START MATERIALS PROVIDED

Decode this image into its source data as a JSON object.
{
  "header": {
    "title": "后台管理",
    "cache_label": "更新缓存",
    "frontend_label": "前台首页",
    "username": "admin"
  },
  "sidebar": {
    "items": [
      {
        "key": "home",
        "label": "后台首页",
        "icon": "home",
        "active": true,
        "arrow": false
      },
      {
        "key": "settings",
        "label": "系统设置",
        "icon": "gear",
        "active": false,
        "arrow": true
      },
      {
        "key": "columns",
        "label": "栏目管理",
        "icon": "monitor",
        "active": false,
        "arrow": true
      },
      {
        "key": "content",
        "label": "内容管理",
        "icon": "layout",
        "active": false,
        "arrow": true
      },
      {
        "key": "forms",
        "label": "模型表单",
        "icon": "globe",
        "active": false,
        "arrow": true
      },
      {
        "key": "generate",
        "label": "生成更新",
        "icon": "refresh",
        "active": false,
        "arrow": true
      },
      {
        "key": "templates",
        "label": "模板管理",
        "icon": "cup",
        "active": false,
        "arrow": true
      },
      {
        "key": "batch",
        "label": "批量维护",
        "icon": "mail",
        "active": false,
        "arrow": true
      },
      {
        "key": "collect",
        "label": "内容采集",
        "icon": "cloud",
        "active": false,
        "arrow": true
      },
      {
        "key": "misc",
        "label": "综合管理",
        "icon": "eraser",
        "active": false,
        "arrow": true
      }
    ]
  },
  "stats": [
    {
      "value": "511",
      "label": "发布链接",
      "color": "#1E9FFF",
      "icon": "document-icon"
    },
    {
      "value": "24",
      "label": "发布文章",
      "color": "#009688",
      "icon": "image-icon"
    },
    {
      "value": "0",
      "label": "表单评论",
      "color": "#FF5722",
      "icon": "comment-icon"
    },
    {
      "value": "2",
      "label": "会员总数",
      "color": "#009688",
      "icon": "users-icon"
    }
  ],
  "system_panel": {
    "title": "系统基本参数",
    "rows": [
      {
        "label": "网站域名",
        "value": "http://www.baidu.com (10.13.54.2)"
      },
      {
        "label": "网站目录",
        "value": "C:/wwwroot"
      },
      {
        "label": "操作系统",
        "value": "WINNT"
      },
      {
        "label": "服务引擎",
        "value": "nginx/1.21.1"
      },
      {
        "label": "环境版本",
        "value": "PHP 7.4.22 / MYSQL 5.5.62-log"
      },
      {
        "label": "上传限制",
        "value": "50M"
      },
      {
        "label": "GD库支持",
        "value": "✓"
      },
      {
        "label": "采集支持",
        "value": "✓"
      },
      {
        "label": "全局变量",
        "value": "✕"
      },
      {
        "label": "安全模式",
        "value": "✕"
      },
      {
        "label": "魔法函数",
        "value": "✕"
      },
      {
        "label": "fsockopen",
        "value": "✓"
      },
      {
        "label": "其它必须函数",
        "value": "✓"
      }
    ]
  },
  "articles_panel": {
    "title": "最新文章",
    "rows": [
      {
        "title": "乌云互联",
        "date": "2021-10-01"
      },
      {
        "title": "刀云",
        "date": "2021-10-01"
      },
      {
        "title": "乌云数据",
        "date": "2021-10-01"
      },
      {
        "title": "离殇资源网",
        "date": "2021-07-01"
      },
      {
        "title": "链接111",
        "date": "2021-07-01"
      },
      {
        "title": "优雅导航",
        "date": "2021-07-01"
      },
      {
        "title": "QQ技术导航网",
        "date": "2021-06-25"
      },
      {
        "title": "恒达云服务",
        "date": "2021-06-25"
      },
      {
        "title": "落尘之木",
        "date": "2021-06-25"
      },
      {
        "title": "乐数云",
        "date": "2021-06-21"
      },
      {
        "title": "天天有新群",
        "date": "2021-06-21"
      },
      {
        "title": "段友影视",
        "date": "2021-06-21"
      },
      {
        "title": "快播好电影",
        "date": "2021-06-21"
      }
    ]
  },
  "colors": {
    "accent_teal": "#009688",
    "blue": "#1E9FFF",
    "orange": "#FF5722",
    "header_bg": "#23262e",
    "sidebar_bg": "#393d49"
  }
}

END MATERIALS PROVIDED

- _STATED TASK_: Restate the data above exactly, keeping each word as it stands.

- _THE RESPONSE_:
Decode this image into its source data as a JSON object.
{
  "header": {
    "title": "后台管理",
    "cache_label": "更新缓存",
    "frontend_label": "前台首页",
    "username": "admin"
  },
  "sidebar": {
    "items": [
      {
        "key": "home",
        "label": "后台首页",
        "icon": "home",
        "active": true,
        "arrow": false
      },
      {
        "key": "settings",
        "label": "系统设置",
        "icon": "gear",
        "active": false,
        "arrow": true
      },
      {
        "key": "columns",
        "label": "栏目管理",
        "icon": "monitor",
        "active": false,
        "arrow": true
      },
      {
        "key": "content",
        "label": "内容管理",
        "icon": "layout",
        "active": false,
        "arrow": true
      },
      {
        "key": "forms",
        "label": "模型表单",
        "icon": "globe",
        "active": false,
        "arrow": true
      },
      {
        "key": "generate",
        "label": "生成更新",
        "icon": "refresh",
        "active": false,
        "arrow": true
      },
      {
        "key": "templates",
        "label": "模板管理",
        "icon": "cup",
        "active": false,
        "arrow": true
      },
      {
        "key": "batch",
        "label": "批量维护",
        "icon": "mail",
        "active": false,
        "arrow": true
      },
      {
        "key": "collect",
        "label": "内容采集",
        "icon": "cloud",
        "active": false,
        "arrow": true
      },
      {
        "key": "misc",
        "label": "综合管理",
        "icon": "eraser",
        "active": false,
        "arrow": true
      }
    ]
  },
  "stats": [
    {
      "value": "511",
      "label": "发布链接",
      "color": "#1E9FFF",
      "icon": "document-icon"
    },
    {
      "value": "24",
      "label": "发布文章",
      "color": "#009688",
      "icon": "image-icon"
    },
    {
      "value": "0",
      "label": "表单评论",
      "color": "#FF5722",
      "icon": "comment-icon"
    },
    {
      "value": "2",
      "label": "会员总数",
      "color": "#009688",
      "icon": "users-icon"
    }
  ],
  "system_panel": {
    "title": "系统基本参数",
    "rows": [
      {
        "label": "网站域名",
        "value": "http://www.baidu.com (10.13.54.2)"
      },
      {
        "label": "网站目录",
        "value": "C:/wwwroot"
      },
      {
        "label": "操作系统",
        "value": "WINNT"
      },
      {
        "label": "服务引擎",
        "value": "nginx/1.21.1"
      },
      {
        "label": "环境版本",
        "value": "PHP 7.4.22 / MYSQL 5.5.62-log"
      },
      {
        "label": "上传限制",
        "value": "50M"
      },
      {
        "label": "GD库支持",
        "value": "✓"
      },
      {
        "label": "采集支持",
        "value": "✓"
      },
      {
        "label": "全局变量",
        "value": "✕"
      },
      {
        "label": "安全模式",
        "value": "✕"
      },
      {
        "label": "魔法函数",
        "value": "✕"
      },
      {
        "label": "fsockopen",
        "value": "✓"
      },
      {
        "label": "其它必须函数",
        "value": "✓"
      }
    ]
  },
  "articles_panel": {
    "title": "最新文章",
    "rows": [
      {
        "title": "乌云互联",
        "date": "2021-10-01"
      },
      {
        "title": "刀云",
        "date": "2021-10-01"
      },
      {
        "title": "乌云数据",
        "date": "2021-10-01"
      },
      {
        "title": "离殇资源网",
        "date": "2021-07-01"
      },
      {
        "title": "链接111",
        "date": "2021-07-01"
      },
      {
        "title": "优雅导航",
        "date": "2021-07-01"
      },
      {
        "title": "QQ技术导航网",
        "date": "2021-06-25"
      },
      {
        "title": "恒达云服务",
        "date": "2021-06-25"
      },
      {
        "title": "落尘之木",
        "date": "2021-06-25"
      },
      {
        "title": "乐数云",
        "date": "2021-06-21"
      },
      {
        "title": "天天有新群",
        "date": "2021-06-21"
      },
      {
        "title": "段友影视",
        "date": "2021-06-21"
      },
      {
        "title": "快播好电影",
        "date": "2021-06-21"
      }
    ]
  },
  "colors": {
    "accent_teal": "#009688",
    "blue": "#1E9FFF",
    "orange": "#FF5722",
    "header_bg": "#23262e",
    "sidebar_bg": "#393d49"
  }
}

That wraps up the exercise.